I love my love with an S Because he is stupid and not intellectual.

This fond affection of clever women for fools can be explained only by the law of unlikeness which mostly governs sexual unions in physical matters; and its appearance in the story gives novelty and point. Aziz can plead only the violence of his passion which distinguished him as a lover among the mob of men who cannot love anything beyond themselves. And none can pity him for losing a member which he so much abused.

[FN#483] Arab. "Shahid," the index, the pointer raised in testimony: the comparison of the Eastern and the Western names is curious.

[FN#484] Musk is one of the perfumes of the Moslem Heaven; and "musky" is much used in verse to signify scented and dark-brown.

[FN#485] Arab. "Mandil": these kerchiefs are mostly oblong, the shore sides being worked with gold and coloured silk, and often fringed, while the two others are plain.

[FN#486] Arab. "Rayhani," of the Ocymum Basilicum or sweet basil: a delicate handwriting, so called from the pen resembling a leaf (?) See vol. i. p. 128. [Volume 1, note 229 & 230]

[FN#487] All idiom meaning "something unusual happened."

[FN#488] An action common in grief and regret: here the lady would show that she sighs for union with her beloved.

[FN#489] Lane (i. 608) has a valuable note on the language of signs, from M. du Vigneau's "Secretaire Turc," etc. (Paris, 1688), Baron von Hammer-Purgstall ("Mines de ['Orient," No. 1, Vienna, 1809) and Marcel's "Comes du Cheykh El-Mohdy" (Paris, 1833). It is practiced in Africa as well as in Asia. At Abeokuta in Yoruba a man will send a symbolical letter in the shape of cowries, palm-nuts and other kernels strung on rice- straw, and sharp wits readily interpret the meaning. A specimen is given in p. 262 of Miss Tucker's "Abbeokuta; or Sunrise within the Tropics."

[FN#490] Mr. Payne (ii. 227) translates "Hawa al-'Urzi" by "the love of the Beni Udhra, an Arabian tribe famous for the passion and devotion with which love was practiced among them." See Night dclxxxiii. I understand it as "excusable love" which, for want of a better term, is here translated "platonic." It is, however, more like the old "bundling" of Wales and Northern England; and allows all the pleasures but one, the toyings which the French call les plaisirs de la petite ode; a term my dear old friend Fred. Hankey derived from la petite voie. The Afghans know it as "Namzad-bazi" or betrothed play (Pilgrimage, ii. 56); the Abyssinians as eye- love; and the Kafirs as Slambuka a Shlabonka, for which see The traveller Delegorgue.

[FN#491] "Turk" in Arabic and Persian poetry means a plunderer, a robber. Thus Hafiz: "Agar an Turk-i-Shirazi ba-dast arad dil-i- mara," If that Shirazi (ah, the Turk!) would deign to take my heart in hand, etc.

[FN#492] Arab. "Nazir," a steward or an eye (a "looker"). The idea is borrowed from Al-Hariri (Assemblies, xiii.), and,—

[FN#493] Arab. "Hajib," a groom of the chambers, a chamberlain; also an eyebrow. See Al-Hariri, ibid. xiii. and xxii.

> Information:

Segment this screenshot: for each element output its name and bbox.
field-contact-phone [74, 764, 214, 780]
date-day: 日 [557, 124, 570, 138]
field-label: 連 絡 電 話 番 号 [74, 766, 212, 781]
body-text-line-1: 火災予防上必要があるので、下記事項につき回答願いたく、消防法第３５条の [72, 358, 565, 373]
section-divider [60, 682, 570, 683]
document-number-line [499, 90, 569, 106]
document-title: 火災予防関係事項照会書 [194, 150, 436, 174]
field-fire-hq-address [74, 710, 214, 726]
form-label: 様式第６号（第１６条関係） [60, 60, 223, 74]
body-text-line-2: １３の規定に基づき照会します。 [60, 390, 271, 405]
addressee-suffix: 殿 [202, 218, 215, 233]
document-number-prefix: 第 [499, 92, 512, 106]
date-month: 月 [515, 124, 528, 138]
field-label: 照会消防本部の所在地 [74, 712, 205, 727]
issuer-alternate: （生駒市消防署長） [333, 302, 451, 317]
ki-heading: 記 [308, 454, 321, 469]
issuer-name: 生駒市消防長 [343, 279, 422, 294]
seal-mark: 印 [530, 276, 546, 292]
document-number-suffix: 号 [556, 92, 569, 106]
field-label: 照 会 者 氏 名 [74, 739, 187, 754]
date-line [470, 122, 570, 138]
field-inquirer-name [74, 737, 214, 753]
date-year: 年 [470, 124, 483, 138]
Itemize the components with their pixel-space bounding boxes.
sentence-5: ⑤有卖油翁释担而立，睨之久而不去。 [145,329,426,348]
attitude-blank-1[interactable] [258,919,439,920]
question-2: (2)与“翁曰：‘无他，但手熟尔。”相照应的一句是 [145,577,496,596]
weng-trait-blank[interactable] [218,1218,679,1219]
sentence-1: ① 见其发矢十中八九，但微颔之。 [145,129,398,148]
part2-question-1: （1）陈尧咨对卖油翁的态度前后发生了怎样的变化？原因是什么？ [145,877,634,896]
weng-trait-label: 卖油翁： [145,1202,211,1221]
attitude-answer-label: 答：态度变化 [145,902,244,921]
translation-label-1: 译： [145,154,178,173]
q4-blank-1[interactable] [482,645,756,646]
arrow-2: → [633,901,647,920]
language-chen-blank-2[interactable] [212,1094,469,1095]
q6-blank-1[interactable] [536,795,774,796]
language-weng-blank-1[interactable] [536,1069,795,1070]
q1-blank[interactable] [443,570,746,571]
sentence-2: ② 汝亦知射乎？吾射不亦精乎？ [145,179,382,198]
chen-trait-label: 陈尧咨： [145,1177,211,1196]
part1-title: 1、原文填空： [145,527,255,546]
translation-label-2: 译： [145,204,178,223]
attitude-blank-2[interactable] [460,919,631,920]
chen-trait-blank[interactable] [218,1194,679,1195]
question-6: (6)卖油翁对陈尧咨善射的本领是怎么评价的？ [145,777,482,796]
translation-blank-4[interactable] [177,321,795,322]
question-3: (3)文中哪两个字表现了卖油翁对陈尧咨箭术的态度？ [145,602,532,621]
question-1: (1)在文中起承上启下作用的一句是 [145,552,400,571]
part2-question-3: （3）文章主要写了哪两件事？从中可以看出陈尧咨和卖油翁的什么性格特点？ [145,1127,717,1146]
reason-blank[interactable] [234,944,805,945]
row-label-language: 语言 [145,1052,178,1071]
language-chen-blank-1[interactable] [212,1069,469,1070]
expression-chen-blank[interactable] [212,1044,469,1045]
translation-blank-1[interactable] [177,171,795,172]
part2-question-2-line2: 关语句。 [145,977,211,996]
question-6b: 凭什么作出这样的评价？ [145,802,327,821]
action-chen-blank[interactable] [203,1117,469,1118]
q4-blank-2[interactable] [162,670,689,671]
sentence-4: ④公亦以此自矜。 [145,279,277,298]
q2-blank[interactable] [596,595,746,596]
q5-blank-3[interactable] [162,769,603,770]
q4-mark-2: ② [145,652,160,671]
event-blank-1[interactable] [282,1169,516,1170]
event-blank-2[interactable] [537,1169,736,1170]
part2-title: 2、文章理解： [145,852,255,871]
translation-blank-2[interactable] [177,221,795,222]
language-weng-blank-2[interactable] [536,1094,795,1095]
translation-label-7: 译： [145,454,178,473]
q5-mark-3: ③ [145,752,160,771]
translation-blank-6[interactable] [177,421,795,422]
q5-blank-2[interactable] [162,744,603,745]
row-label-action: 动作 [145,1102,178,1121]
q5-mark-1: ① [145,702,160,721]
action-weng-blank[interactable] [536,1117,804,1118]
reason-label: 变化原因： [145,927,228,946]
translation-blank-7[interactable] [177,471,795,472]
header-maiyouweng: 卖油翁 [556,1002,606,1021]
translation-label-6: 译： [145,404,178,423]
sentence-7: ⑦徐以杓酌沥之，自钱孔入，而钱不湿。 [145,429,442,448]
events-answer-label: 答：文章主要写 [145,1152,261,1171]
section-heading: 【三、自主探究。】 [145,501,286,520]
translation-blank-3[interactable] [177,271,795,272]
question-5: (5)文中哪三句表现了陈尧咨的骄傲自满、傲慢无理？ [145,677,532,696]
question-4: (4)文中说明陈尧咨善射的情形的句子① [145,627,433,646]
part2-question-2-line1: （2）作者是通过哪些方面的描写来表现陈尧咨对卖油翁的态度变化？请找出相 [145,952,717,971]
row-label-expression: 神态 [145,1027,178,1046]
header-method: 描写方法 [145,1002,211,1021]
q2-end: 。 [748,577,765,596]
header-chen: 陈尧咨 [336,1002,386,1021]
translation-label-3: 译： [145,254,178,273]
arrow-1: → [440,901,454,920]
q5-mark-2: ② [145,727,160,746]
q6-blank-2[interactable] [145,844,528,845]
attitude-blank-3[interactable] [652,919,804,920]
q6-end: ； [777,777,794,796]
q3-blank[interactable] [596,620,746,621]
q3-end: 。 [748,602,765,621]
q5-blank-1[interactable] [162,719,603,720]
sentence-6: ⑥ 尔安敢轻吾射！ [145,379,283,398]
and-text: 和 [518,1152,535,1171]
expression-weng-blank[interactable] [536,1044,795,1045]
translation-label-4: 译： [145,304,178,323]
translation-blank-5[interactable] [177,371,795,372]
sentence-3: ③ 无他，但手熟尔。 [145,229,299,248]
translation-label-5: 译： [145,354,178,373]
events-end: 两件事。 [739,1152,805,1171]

> What this exercise asks:
(1) Edit the footnotes, starting with "I love my love" and going on through "scented and dark-brown.", so that "perfumes" is replaced by "fragrances".
(2) According to the footnotes, what does "Turk" mean in Arabic and Persian poetry?
(3) List every term that the footnotes introduce with the abbreviation "Arab."
The listing comes from a source unrelated to the footnotes.

> Task results:
(1)
I love my love with an S Because he is stupid and not intellectual.

This fond affection of clever women for fools can be explained only by the law of unlikeness which mostly governs sexual unions in physical matters; and its appearance in the story gives novelty and point. Aziz can plead only the violence of his passion which distinguished him as a lover among the mob of men who cannot love anything beyond themselves. And none can pity him for losing a member which he so much abused.

[FN#483] Arab. "Shahid," the index, the pointer raised in testimony: the comparison of the Eastern and the Western names is curious.

[FN#484] Musk is one of the fragrances of the Moslem Heaven; and "musky" is much used in verse to signify scented and dark-brown.

(2) A plunderer, a robber.

(3) Shahid, Mandil, Rayhani, Nazir, Hajib